== EXTRACTED MATERIAL ==
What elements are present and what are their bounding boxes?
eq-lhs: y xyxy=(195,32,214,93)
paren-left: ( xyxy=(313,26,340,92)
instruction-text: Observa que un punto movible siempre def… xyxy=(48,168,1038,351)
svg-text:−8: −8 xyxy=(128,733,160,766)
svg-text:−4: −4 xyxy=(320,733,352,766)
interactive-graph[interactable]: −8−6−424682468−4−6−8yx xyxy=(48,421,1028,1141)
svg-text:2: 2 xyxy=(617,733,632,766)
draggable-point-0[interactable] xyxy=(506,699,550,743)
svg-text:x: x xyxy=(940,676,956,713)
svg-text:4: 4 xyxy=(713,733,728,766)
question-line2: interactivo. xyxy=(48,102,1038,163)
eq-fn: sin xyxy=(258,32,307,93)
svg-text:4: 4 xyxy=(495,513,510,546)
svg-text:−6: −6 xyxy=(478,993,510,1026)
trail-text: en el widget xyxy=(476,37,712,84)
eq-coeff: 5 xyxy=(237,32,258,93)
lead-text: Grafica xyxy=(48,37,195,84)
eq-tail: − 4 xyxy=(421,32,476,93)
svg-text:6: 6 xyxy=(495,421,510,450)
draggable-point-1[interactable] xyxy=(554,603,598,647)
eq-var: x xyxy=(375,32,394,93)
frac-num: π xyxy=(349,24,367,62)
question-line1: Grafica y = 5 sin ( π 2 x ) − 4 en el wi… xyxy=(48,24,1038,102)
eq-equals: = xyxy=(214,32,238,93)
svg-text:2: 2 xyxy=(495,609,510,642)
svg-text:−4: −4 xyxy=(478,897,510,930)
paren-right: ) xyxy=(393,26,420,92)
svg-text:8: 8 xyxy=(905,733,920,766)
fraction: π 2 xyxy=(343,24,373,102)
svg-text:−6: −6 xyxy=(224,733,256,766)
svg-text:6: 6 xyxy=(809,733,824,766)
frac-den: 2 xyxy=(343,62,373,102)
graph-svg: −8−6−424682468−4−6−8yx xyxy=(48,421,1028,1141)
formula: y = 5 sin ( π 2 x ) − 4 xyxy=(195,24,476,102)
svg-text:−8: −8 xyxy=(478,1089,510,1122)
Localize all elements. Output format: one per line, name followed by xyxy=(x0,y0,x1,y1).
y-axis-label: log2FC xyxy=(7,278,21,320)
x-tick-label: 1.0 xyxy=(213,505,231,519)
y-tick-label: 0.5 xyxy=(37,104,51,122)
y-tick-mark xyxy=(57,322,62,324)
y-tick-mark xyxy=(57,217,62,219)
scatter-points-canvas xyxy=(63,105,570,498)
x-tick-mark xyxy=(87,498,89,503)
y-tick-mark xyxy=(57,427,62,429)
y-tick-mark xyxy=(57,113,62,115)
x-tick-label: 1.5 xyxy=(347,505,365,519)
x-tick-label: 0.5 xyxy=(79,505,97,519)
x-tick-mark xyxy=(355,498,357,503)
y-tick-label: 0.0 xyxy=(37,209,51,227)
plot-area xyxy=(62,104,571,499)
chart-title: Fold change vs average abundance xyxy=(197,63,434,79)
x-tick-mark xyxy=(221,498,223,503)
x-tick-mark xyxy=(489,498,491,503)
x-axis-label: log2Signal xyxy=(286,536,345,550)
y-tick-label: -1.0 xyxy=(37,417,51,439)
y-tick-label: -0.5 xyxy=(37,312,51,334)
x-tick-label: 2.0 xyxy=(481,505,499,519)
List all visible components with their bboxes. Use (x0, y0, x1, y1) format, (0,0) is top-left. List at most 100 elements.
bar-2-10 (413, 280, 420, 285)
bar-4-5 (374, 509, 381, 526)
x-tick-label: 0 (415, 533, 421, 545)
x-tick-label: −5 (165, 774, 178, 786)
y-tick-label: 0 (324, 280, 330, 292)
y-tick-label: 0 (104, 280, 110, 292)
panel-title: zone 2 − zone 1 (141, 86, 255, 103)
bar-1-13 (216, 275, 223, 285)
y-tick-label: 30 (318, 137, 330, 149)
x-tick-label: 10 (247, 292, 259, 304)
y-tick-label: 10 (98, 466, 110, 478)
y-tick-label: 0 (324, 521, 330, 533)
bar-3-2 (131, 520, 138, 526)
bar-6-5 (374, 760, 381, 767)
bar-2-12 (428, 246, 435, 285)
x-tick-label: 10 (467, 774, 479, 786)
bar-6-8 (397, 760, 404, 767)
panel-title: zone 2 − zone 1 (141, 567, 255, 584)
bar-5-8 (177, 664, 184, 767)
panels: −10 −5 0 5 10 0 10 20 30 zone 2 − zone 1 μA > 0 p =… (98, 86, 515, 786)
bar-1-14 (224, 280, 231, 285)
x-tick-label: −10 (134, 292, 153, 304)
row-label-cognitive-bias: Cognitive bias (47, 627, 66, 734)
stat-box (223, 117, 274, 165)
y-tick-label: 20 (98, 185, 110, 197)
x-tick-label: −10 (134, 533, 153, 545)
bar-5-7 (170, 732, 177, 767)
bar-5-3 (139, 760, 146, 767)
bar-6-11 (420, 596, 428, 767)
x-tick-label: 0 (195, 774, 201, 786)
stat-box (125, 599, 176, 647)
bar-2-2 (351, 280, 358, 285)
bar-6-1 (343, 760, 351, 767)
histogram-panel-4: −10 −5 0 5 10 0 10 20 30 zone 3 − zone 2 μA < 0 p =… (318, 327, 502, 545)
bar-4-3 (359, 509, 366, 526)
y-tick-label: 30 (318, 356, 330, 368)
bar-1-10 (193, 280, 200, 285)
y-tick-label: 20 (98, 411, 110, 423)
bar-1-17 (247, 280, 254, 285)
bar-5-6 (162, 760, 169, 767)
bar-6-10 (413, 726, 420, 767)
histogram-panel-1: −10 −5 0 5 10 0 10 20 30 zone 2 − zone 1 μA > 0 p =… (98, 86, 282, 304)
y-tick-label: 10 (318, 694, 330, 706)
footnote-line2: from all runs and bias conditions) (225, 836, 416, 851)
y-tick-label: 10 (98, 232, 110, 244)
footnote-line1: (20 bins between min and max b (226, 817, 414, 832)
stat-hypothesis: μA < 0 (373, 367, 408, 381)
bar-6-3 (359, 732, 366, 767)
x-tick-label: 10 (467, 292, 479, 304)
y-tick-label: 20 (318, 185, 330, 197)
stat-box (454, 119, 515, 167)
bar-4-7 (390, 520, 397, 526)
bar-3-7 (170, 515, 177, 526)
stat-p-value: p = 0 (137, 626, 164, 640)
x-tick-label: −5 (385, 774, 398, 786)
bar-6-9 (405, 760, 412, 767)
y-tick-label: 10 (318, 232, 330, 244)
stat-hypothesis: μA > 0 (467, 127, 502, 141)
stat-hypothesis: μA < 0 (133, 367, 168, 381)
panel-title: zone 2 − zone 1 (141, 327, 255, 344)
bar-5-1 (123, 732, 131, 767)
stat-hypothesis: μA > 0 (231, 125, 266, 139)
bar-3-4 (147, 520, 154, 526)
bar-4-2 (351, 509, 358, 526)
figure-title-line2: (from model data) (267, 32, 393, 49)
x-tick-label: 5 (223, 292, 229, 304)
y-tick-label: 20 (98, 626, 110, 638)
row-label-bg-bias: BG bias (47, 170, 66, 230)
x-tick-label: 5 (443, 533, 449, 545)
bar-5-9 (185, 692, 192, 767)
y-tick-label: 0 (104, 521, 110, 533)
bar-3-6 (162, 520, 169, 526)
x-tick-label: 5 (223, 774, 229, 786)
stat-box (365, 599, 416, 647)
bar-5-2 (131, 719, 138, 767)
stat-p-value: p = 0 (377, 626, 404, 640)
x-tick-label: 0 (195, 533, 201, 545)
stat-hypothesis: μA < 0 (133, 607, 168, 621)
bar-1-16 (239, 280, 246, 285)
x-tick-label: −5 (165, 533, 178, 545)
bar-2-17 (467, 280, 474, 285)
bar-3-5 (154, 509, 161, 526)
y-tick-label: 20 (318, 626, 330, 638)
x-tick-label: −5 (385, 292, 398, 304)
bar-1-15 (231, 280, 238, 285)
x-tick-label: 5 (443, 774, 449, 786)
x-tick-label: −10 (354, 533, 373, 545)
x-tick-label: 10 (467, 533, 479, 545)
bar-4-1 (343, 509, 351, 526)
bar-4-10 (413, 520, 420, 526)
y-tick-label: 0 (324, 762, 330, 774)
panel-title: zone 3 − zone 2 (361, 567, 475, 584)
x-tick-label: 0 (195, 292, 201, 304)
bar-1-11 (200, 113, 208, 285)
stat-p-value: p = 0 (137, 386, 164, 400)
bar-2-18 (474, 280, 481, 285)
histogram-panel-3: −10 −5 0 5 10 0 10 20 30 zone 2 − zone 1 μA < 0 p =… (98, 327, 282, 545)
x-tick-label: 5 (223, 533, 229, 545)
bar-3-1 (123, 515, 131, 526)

== REQUIRED WORK ==
Copy the material from its first line through the line containing "svg-text:−6: −6 xyxy=(478,993,510,1026)", both ends included, reproducing each line verbatim.

== COMPLETE OUTPUT ==
What elements are present and what are their bounding boxes?
eq-lhs: y xyxy=(195,32,214,93)
paren-left: ( xyxy=(313,26,340,92)
instruction-text: Observa que un punto movible siempre def… xyxy=(48,168,1038,351)
svg-text:−8: −8 xyxy=(128,733,160,766)
svg-text:−4: −4 xyxy=(320,733,352,766)
interactive-graph[interactable]: −8−6−424682468−4−6−8yx xyxy=(48,421,1028,1141)
svg-text:2: 2 xyxy=(617,733,632,766)
draggable-point-0[interactable] xyxy=(506,699,550,743)
svg-text:x: x xyxy=(940,676,956,713)
svg-text:4: 4 xyxy=(713,733,728,766)
question-line2: interactivo. xyxy=(48,102,1038,163)
eq-fn: sin xyxy=(258,32,307,93)
svg-text:4: 4 xyxy=(495,513,510,546)
svg-text:−6: −6 xyxy=(478,993,510,1026)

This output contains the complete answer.